— begin —

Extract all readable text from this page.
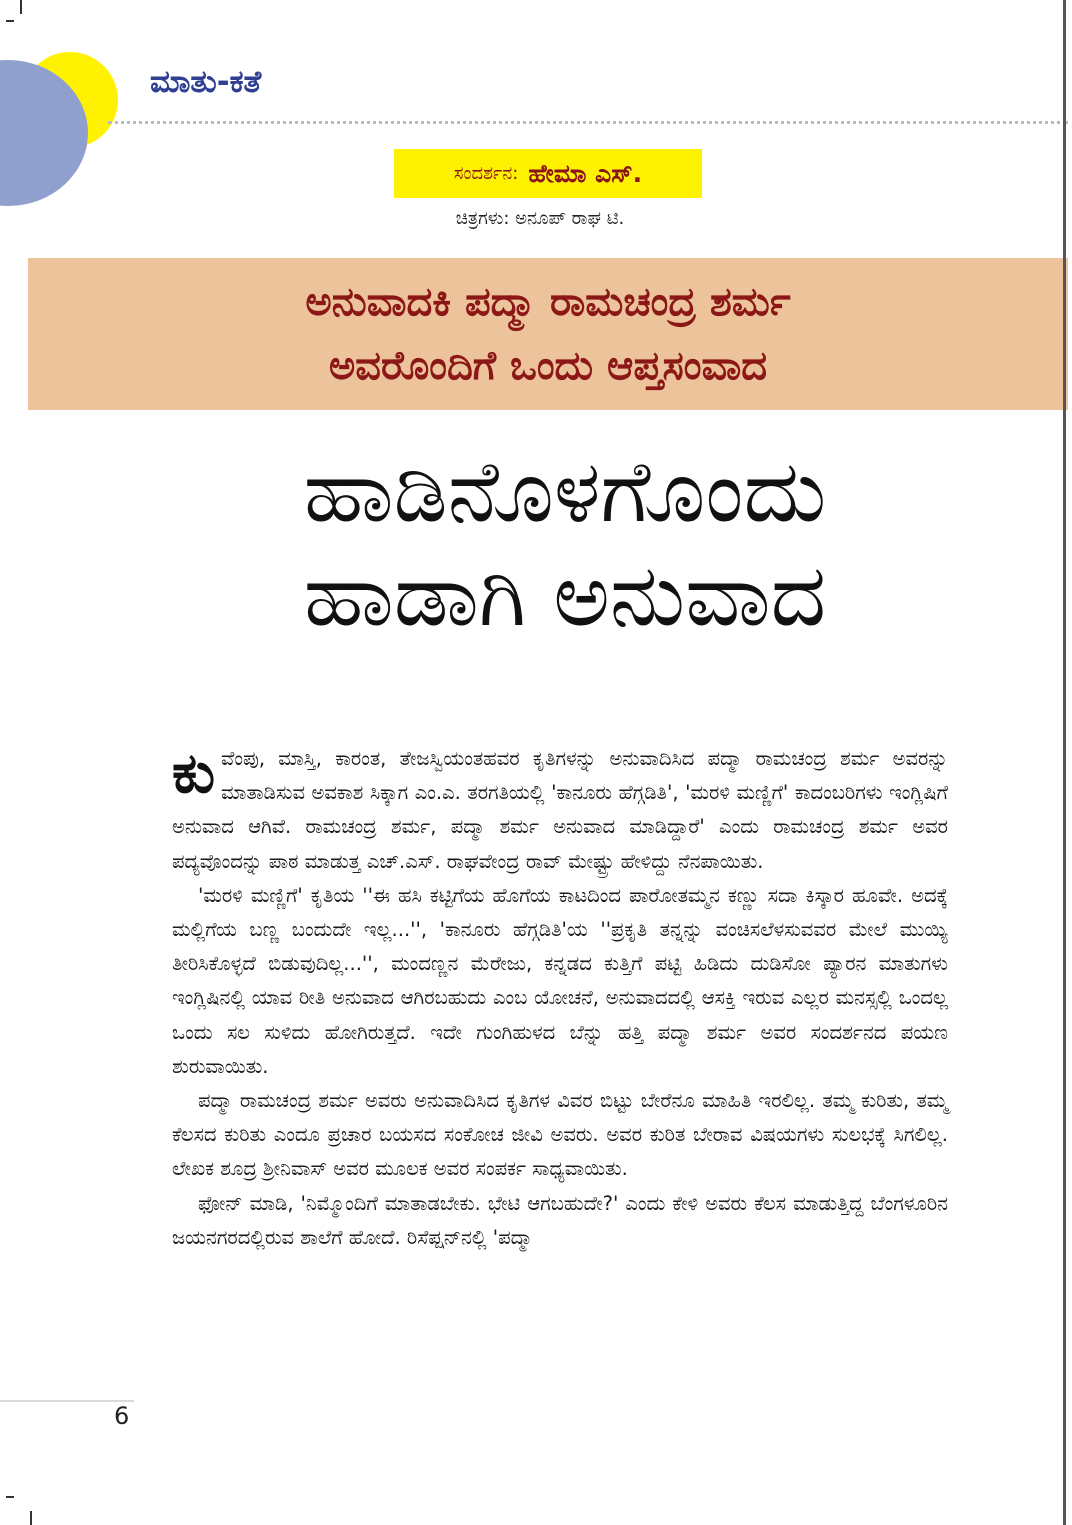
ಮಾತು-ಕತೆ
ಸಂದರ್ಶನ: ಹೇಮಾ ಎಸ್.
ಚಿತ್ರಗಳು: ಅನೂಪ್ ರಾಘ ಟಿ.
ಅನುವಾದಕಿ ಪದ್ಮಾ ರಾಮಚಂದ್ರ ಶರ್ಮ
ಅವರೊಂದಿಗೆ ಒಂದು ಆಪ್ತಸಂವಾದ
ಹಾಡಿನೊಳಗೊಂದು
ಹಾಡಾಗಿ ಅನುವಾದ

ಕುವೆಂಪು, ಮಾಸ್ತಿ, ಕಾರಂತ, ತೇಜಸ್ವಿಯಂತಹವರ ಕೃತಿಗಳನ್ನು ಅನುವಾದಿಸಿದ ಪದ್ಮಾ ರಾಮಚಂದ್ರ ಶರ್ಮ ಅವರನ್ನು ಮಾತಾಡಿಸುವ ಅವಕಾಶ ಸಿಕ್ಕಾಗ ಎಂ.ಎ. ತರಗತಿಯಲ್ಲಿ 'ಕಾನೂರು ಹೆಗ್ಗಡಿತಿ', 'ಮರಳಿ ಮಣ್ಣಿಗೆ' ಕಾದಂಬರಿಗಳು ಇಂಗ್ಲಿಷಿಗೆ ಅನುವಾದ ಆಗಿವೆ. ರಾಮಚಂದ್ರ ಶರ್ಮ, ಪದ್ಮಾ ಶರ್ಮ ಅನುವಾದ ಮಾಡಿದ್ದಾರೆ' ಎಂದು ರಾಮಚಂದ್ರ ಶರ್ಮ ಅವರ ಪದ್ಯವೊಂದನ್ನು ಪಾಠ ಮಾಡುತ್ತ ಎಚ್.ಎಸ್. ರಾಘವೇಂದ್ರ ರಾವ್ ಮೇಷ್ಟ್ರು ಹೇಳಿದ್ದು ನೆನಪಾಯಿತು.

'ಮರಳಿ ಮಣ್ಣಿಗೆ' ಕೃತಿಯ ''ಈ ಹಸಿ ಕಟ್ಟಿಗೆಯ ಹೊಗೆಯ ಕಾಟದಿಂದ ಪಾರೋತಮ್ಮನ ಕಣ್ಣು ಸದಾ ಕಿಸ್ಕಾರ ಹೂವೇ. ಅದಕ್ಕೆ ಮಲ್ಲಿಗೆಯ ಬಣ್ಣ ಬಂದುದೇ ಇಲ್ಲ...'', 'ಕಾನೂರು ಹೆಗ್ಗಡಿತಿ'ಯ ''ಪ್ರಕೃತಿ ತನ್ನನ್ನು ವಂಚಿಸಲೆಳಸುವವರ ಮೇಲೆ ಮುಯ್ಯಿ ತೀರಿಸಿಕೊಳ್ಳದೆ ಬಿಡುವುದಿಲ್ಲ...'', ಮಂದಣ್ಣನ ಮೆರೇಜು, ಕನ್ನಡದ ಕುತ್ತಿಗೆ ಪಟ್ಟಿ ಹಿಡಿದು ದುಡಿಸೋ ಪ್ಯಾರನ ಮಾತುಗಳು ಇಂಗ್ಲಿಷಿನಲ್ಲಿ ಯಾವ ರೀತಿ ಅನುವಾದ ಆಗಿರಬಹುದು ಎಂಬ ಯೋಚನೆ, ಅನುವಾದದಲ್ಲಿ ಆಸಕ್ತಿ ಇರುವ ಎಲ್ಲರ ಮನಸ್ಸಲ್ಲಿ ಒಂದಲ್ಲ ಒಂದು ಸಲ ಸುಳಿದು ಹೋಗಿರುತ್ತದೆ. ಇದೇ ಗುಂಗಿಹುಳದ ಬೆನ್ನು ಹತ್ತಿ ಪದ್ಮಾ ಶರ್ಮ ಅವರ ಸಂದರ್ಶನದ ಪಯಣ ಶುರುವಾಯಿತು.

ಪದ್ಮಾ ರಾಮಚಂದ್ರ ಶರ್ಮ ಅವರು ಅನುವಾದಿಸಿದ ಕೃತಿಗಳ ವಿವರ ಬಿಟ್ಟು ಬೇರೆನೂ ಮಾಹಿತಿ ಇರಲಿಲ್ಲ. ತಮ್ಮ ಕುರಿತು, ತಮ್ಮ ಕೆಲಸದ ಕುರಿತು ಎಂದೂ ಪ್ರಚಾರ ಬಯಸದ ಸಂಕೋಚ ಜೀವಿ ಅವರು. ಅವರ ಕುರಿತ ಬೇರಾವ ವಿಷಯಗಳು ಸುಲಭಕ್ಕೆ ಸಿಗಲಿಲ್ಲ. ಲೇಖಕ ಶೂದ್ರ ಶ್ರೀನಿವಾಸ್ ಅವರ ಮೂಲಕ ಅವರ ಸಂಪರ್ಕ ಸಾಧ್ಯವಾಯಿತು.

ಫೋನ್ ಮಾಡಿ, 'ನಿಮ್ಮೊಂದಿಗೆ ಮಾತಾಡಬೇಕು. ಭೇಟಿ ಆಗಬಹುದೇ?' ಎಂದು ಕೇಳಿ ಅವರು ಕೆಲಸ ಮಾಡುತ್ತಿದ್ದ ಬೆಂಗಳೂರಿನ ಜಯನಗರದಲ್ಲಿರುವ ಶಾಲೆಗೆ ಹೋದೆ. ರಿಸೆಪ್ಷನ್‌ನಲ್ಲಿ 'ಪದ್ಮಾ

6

— end —

● EXERCISE GOAL: All of the records need repeating exactly, except for the pictures.

● TASK RESULT:
Extract all readable text from this page.
ಮಾತು-ಕತೆ
ಸಂದರ್ಶನ: ಹೇಮಾ ಎಸ್.
ಚಿತ್ರಗಳು: ಅನೂಪ್ ರಾಘ ಟಿ.
ಅನುವಾದಕಿ ಪದ್ಮಾ ರಾಮಚಂದ್ರ ಶರ್ಮ
ಅವರೊಂದಿಗೆ ಒಂದು ಆಪ್ತಸಂವಾದ
ಹಾಡಿನೊಳಗೊಂದು
ಹಾಡಾಗಿ ಅನುವಾದ

ಕುವೆಂಪು, ಮಾಸ್ತಿ, ಕಾರಂತ, ತೇಜಸ್ವಿಯಂತಹವರ ಕೃತಿಗಳನ್ನು ಅನುವಾದಿಸಿದ ಪದ್ಮಾ ರಾಮಚಂದ್ರ ಶರ್ಮ ಅವರನ್ನು ಮಾತಾಡಿಸುವ ಅವಕಾಶ ಸಿಕ್ಕಾಗ ಎಂ.ಎ. ತರಗತಿಯಲ್ಲಿ 'ಕಾನೂರು ಹೆಗ್ಗಡಿತಿ', 'ಮರಳಿ ಮಣ್ಣಿಗೆ' ಕಾದಂಬರಿಗಳು ಇಂಗ್ಲಿಷಿಗೆ ಅನುವಾದ ಆಗಿವೆ. ರಾಮಚಂದ್ರ ಶರ್ಮ, ಪದ್ಮಾ ಶರ್ಮ ಅನುವಾದ ಮಾಡಿದ್ದಾರೆ' ಎಂದು ರಾಮಚಂದ್ರ ಶರ್ಮ ಅವರ ಪದ್ಯವೊಂದನ್ನು ಪಾಠ ಮಾಡುತ್ತ ಎಚ್.ಎಸ್. ರಾಘವೇಂದ್ರ ರಾವ್ ಮೇಷ್ಟ್ರು ಹೇಳಿದ್ದು ನೆನಪಾಯಿತು.

'ಮರಳಿ ಮಣ್ಣಿಗೆ' ಕೃತಿಯ ''ಈ ಹಸಿ ಕಟ್ಟಿಗೆಯ ಹೊಗೆಯ ಕಾಟದಿಂದ ಪಾರೋತಮ್ಮನ ಕಣ್ಣು ಸದಾ ಕಿಸ್ಕಾರ ಹೂವೇ. ಅದಕ್ಕೆ ಮಲ್ಲಿಗೆಯ ಬಣ್ಣ ಬಂದುದೇ ಇಲ್ಲ...'', 'ಕಾನೂರು ಹೆಗ್ಗಡಿತಿ'ಯ ''ಪ್ರಕೃತಿ ತನ್ನನ್ನು ವಂಚಿಸಲೆಳಸುವವರ ಮೇಲೆ ಮುಯ್ಯಿ ತೀರಿಸಿಕೊಳ್ಳದೆ ಬಿಡುವುದಿಲ್ಲ...'', ಮಂದಣ್ಣನ ಮೆರೇಜು, ಕನ್ನಡದ ಕುತ್ತಿಗೆ ಪಟ್ಟಿ ಹಿಡಿದು ದುಡಿಸೋ ಪ್ಯಾರನ ಮಾತುಗಳು ಇಂಗ್ಲಿಷಿನಲ್ಲಿ ಯಾವ ರೀತಿ ಅನುವಾದ ಆಗಿರಬಹುದು ಎಂಬ ಯೋಚನೆ, ಅನುವಾದದಲ್ಲಿ ಆಸಕ್ತಿ ಇರುವ ಎಲ್ಲರ ಮನಸ್ಸಲ್ಲಿ ಒಂದಲ್ಲ ಒಂದು ಸಲ ಸುಳಿದು ಹೋಗಿರುತ್ತದೆ. ಇದೇ ಗುಂಗಿಹುಳದ ಬೆನ್ನು ಹತ್ತಿ ಪದ್ಮಾ ಶರ್ಮ ಅವರ ಸಂದರ್ಶನದ ಪಯಣ ಶುರುವಾಯಿತು.

ಪದ್ಮಾ ರಾಮಚಂದ್ರ ಶರ್ಮ ಅವರು ಅನುವಾದಿಸಿದ ಕೃತಿಗಳ ವಿವರ ಬಿಟ್ಟು ಬೇರೆನೂ ಮಾಹಿತಿ ಇರಲಿಲ್ಲ. ತಮ್ಮ ಕುರಿತು, ತಮ್ಮ ಕೆಲಸದ ಕುರಿತು ಎಂದೂ ಪ್ರಚಾರ ಬಯಸದ ಸಂಕೋಚ ಜೀವಿ ಅವರು. ಅವರ ಕುರಿತ ಬೇರಾವ ವಿಷಯಗಳು ಸುಲಭಕ್ಕೆ ಸಿಗಲಿಲ್ಲ. ಲೇಖಕ ಶೂದ್ರ ಶ್ರೀನಿವಾಸ್ ಅವರ ಮೂಲಕ ಅವರ ಸಂಪರ್ಕ ಸಾಧ್ಯವಾಯಿತು.

ಫೋನ್ ಮಾಡಿ, 'ನಿಮ್ಮೊಂದಿಗೆ ಮಾತಾಡಬೇಕು. ಭೇಟಿ ಆಗಬಹುದೇ?' ಎಂದು ಕೇಳಿ ಅವರು ಕೆಲಸ ಮಾಡುತ್ತಿದ್ದ ಬೆಂಗಳೂರಿನ ಜಯನಗರದಲ್ಲಿರುವ ಶಾಲೆಗೆ ಹೋದೆ. ರಿಸೆಪ್ಷನ್‌ನಲ್ಲಿ 'ಪದ್ಮಾ

6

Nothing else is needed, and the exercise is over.